* _GOAL_: Write out the full listing exactly as given, minus the images.

* _RECORDS FOR PROCESSING_:
## BEGIN

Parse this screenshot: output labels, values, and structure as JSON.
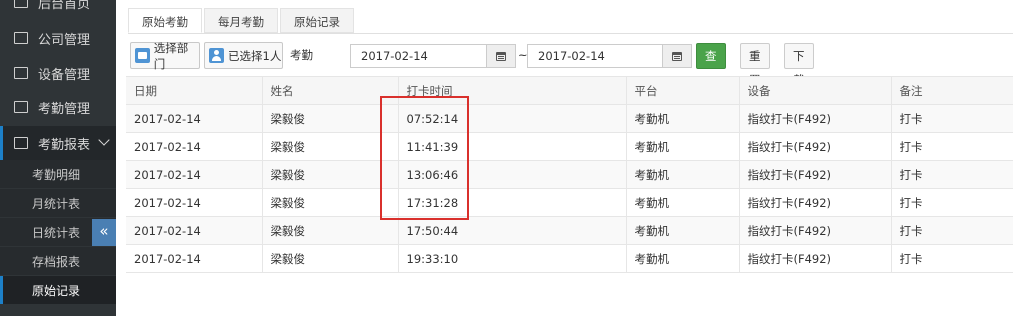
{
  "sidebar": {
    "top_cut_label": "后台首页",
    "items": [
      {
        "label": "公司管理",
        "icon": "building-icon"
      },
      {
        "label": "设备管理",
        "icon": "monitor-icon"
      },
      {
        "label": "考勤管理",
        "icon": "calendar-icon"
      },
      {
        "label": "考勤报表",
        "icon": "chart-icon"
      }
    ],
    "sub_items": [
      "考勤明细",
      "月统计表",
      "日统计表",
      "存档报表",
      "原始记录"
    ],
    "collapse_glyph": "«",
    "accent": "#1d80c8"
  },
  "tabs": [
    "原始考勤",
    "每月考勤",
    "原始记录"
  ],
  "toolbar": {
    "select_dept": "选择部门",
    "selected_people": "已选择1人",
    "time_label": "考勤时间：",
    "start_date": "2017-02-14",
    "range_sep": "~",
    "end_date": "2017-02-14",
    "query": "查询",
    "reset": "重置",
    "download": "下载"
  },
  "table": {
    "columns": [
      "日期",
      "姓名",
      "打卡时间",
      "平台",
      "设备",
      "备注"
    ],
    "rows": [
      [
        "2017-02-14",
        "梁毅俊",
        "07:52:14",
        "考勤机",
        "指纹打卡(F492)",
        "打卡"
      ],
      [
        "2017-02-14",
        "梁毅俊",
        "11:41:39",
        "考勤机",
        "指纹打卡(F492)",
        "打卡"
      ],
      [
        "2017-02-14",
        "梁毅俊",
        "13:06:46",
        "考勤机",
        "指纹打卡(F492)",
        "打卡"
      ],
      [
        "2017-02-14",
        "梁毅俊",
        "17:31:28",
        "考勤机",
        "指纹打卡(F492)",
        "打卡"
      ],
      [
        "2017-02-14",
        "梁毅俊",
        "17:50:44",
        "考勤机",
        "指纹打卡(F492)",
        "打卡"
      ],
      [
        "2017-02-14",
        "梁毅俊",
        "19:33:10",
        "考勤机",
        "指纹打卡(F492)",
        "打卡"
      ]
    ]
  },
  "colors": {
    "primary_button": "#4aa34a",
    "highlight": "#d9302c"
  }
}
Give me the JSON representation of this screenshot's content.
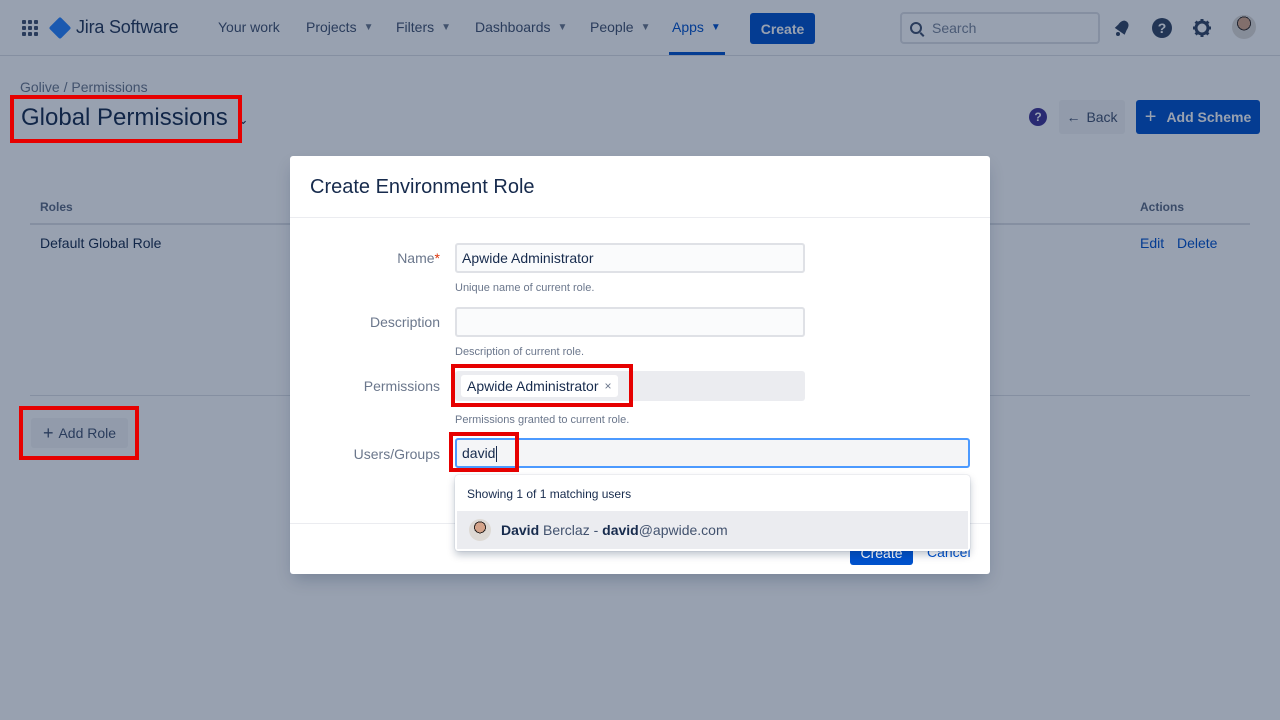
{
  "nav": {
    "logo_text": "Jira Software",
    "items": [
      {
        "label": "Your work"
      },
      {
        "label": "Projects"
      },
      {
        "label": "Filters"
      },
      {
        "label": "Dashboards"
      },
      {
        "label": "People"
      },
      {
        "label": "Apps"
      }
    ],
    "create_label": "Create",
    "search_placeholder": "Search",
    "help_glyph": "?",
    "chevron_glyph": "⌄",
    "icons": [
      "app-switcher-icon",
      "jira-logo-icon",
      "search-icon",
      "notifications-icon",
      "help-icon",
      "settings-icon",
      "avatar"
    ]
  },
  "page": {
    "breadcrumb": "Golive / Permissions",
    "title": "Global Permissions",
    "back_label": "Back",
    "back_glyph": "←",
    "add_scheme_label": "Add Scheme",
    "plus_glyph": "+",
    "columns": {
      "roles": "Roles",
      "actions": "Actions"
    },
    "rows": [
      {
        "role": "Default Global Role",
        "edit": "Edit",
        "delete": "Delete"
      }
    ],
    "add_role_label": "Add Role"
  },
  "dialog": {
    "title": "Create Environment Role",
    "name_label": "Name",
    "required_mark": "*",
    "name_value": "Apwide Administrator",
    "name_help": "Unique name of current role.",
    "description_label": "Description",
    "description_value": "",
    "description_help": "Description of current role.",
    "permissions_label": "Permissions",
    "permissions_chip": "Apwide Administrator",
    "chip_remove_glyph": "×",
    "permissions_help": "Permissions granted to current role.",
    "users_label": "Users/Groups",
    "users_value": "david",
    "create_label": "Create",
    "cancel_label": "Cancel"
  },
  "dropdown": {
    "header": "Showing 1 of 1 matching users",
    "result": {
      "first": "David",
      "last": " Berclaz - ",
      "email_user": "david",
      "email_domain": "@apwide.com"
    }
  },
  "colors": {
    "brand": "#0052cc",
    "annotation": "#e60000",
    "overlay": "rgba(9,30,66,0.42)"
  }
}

## END

* _RESULT OF THE TASK_:
Parse this screenshot: output labels, values, and structure as JSON.
{
  "sidebar": {
    "top_cut_label": "后台首页",
    "items": [
      {
        "label": "公司管理",
        "icon": "building-icon"
      },
      {
        "label": "设备管理",
        "icon": "monitor-icon"
      },
      {
        "label": "考勤管理",
        "icon": "calendar-icon"
      },
      {
        "label": "考勤报表",
        "icon": "chart-icon"
      }
    ],
    "sub_items": [
      "考勤明细",
      "月统计表",
      "日统计表",
      "存档报表",
      "原始记录"
    ],
    "collapse_glyph": "«",
    "accent": "#1d80c8"
  },
  "tabs": [
    "原始考勤",
    "每月考勤",
    "原始记录"
  ],
  "toolbar": {
    "select_dept": "选择部门",
    "selected_people": "已选择1人",
    "time_label": "考勤时间：",
    "start_date": "2017-02-14",
    "range_sep": "~",
    "end_date": "2017-02-14",
    "query": "查询",
    "reset": "重置",
    "download": "下载"
  },
  "table": {
    "columns": [
      "日期",
      "姓名",
      "打卡时间",
      "平台",
      "设备",
      "备注"
    ],
    "rows": [
      [
        "2017-02-14",
        "梁毅俊",
        "07:52:14",
        "考勤机",
        "指纹打卡(F492)",
        "打卡"
      ],
      [
        "2017-02-14",
        "梁毅俊",
        "11:41:39",
        "考勤机",
        "指纹打卡(F492)",
        "打卡"
      ],
      [
        "2017-02-14",
        "梁毅俊",
        "13:06:46",
        "考勤机",
        "指纹打卡(F492)",
        "打卡"
      ],
      [
        "2017-02-14",
        "梁毅俊",
        "17:31:28",
        "考勤机",
        "指纹打卡(F492)",
        "打卡"
      ],
      [
        "2017-02-14",
        "梁毅俊",
        "17:50:44",
        "考勤机",
        "指纹打卡(F492)",
        "打卡"
      ],
      [
        "2017-02-14",
        "梁毅俊",
        "19:33:10",
        "考勤机",
        "指纹打卡(F492)",
        "打卡"
      ]
    ]
  },
  "colors": {
    "primary_button": "#4aa34a",
    "highlight": "#d9302c"
  }
}
Give me the JSON representation of this screenshot's content.
{
  "nav": {
    "logo_text": "Jira Software",
    "items": [
      {
        "label": "Your work"
      },
      {
        "label": "Projects"
      },
      {
        "label": "Filters"
      },
      {
        "label": "Dashboards"
      },
      {
        "label": "People"
      },
      {
        "label": "Apps"
      }
    ],
    "create_label": "Create",
    "search_placeholder": "Search",
    "help_glyph": "?",
    "chevron_glyph": "⌄",
    "icons": [
      "app-switcher-icon",
      "jira-logo-icon",
      "search-icon",
      "notifications-icon",
      "help-icon",
      "settings-icon",
      "avatar"
    ]
  },
  "page": {
    "breadcrumb": "Golive / Permissions",
    "title": "Global Permissions",
    "back_label": "Back",
    "back_glyph": "←",
    "add_scheme_label": "Add Scheme",
    "plus_glyph": "+",
    "columns": {
      "roles": "Roles",
      "actions": "Actions"
    },
    "rows": [
      {
        "role": "Default Global Role",
        "edit": "Edit",
        "delete": "Delete"
      }
    ],
    "add_role_label": "Add Role"
  },
  "dialog": {
    "title": "Create Environment Role",
    "name_label": "Name",
    "required_mark": "*",
    "name_value": "Apwide Administrator",
    "name_help": "Unique name of current role.",
    "description_label": "Description",
    "description_value": "",
    "description_help": "Description of current role.",
    "permissions_label": "Permissions",
    "permissions_chip": "Apwide Administrator",
    "chip_remove_glyph": "×",
    "permissions_help": "Permissions granted to current role.",
    "users_label": "Users/Groups",
    "users_value": "david",
    "create_label": "Create",
    "cancel_label": "Cancel"
  },
  "dropdown": {
    "header": "Showing 1 of 1 matching users",
    "result": {
      "first": "David",
      "last": " Berclaz - ",
      "email_user": "david",
      "email_domain": "@apwide.com"
    }
  },
  "colors": {
    "brand": "#0052cc",
    "annotation": "#e60000",
    "overlay": "rgba(9,30,66,0.42)"
  }
}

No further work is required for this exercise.